Task goal: Determine how many lines include the word "xujaligida", then give that number and nothing more.

════════

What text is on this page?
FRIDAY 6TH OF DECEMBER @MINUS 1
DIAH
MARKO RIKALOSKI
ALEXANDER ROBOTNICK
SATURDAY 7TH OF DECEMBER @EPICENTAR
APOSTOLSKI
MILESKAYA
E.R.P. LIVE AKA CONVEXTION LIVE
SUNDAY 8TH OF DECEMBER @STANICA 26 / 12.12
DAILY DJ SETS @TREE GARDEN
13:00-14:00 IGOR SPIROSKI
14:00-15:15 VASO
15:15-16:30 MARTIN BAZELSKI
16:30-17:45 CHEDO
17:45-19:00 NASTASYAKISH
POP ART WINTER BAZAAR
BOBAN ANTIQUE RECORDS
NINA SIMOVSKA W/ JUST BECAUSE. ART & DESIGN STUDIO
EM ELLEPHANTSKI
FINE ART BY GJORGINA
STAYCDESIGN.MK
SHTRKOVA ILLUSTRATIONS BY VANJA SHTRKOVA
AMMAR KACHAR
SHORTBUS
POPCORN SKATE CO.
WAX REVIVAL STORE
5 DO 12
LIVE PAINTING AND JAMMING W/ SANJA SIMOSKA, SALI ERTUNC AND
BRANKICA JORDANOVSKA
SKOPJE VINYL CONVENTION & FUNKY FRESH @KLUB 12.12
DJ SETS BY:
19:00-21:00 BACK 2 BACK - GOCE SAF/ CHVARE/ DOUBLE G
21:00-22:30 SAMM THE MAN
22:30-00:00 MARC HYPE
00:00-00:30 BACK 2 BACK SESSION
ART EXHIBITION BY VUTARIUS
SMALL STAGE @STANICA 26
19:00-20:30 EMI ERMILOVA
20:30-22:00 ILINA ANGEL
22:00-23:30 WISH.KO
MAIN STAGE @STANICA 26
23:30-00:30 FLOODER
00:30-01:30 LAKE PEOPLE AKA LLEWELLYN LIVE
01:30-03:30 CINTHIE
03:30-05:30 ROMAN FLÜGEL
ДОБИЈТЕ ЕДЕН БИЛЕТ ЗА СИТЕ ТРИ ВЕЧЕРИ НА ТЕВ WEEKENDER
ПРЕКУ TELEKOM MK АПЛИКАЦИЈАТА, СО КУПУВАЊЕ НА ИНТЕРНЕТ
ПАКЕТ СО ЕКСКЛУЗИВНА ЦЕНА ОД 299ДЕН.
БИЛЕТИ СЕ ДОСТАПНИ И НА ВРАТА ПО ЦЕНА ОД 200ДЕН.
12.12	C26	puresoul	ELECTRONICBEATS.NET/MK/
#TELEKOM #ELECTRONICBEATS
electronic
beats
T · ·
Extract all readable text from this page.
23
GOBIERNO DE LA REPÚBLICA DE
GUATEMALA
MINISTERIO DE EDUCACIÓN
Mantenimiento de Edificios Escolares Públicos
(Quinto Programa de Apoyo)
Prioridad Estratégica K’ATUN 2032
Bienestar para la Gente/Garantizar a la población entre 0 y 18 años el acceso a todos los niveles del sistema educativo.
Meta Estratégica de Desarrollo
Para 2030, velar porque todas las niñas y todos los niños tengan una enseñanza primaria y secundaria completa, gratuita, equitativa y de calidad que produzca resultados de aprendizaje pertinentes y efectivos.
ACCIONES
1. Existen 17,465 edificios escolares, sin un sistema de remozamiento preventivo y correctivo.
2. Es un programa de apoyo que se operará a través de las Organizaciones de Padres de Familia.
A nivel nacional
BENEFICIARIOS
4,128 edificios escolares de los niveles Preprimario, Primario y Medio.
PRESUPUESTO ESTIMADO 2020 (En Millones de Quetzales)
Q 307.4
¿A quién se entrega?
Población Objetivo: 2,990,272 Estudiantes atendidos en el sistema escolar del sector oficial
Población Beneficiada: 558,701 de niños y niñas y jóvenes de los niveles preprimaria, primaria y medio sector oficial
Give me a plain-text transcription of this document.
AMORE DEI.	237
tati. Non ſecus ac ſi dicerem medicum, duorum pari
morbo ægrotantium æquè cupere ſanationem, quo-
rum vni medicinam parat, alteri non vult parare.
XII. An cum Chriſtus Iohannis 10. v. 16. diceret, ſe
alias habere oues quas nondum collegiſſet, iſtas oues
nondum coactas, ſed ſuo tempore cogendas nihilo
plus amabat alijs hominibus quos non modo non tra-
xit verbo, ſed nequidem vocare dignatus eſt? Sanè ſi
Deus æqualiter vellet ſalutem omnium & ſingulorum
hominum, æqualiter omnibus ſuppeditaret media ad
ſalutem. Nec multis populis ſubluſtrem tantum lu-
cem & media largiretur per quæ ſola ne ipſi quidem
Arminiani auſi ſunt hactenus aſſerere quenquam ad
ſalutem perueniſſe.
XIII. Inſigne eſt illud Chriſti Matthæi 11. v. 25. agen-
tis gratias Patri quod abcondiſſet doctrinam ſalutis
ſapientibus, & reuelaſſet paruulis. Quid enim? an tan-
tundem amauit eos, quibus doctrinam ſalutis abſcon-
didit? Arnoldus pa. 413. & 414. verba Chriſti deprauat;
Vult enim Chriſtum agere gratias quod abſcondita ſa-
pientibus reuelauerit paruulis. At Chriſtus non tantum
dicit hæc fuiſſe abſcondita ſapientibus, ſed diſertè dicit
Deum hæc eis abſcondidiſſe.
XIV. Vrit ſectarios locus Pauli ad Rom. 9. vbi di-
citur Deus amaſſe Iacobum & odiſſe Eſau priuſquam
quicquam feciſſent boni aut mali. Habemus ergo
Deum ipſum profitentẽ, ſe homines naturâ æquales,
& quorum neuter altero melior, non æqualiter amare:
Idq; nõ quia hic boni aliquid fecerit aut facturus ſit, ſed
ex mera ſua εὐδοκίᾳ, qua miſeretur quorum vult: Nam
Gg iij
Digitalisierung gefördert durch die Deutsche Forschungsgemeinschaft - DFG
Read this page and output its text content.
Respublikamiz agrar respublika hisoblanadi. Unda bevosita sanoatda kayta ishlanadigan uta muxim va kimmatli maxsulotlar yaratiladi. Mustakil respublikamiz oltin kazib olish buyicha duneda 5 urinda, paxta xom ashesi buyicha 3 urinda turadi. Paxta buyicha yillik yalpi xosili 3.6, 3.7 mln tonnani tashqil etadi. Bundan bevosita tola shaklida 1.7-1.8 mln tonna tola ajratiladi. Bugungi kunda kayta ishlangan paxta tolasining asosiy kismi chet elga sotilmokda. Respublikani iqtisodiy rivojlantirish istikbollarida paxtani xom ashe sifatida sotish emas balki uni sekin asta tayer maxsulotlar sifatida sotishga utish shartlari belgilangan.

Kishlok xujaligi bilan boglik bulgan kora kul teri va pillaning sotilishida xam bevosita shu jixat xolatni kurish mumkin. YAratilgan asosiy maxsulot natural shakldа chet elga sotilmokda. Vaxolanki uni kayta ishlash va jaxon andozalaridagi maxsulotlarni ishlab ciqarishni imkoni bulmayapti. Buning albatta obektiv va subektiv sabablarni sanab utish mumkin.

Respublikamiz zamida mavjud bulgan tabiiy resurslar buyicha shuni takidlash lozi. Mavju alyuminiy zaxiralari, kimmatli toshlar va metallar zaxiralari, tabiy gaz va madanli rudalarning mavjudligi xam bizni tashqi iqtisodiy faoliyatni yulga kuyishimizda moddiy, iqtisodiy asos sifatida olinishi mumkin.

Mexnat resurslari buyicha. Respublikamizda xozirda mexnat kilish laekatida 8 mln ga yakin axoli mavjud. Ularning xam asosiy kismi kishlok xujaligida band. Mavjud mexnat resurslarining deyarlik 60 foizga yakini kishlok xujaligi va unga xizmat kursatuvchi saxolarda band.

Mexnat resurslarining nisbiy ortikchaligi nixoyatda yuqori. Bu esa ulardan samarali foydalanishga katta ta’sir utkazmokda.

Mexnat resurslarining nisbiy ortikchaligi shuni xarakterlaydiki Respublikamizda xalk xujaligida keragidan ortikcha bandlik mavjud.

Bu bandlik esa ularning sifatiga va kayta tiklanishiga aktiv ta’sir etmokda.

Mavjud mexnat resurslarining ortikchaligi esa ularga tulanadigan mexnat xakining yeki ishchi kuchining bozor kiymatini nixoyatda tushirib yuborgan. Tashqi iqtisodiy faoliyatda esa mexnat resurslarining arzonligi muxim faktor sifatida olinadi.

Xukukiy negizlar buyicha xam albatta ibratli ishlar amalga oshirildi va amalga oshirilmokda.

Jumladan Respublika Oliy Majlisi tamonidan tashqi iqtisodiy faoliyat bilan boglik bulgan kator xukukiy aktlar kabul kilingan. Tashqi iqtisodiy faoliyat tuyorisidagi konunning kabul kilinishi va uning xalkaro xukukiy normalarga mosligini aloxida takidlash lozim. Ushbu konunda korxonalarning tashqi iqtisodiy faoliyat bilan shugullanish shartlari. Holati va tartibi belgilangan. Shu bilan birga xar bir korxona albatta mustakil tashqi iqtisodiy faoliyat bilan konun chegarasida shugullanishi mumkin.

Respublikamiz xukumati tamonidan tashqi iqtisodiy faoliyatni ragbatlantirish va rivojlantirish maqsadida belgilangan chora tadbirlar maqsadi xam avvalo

════════

Result of this exercise: 2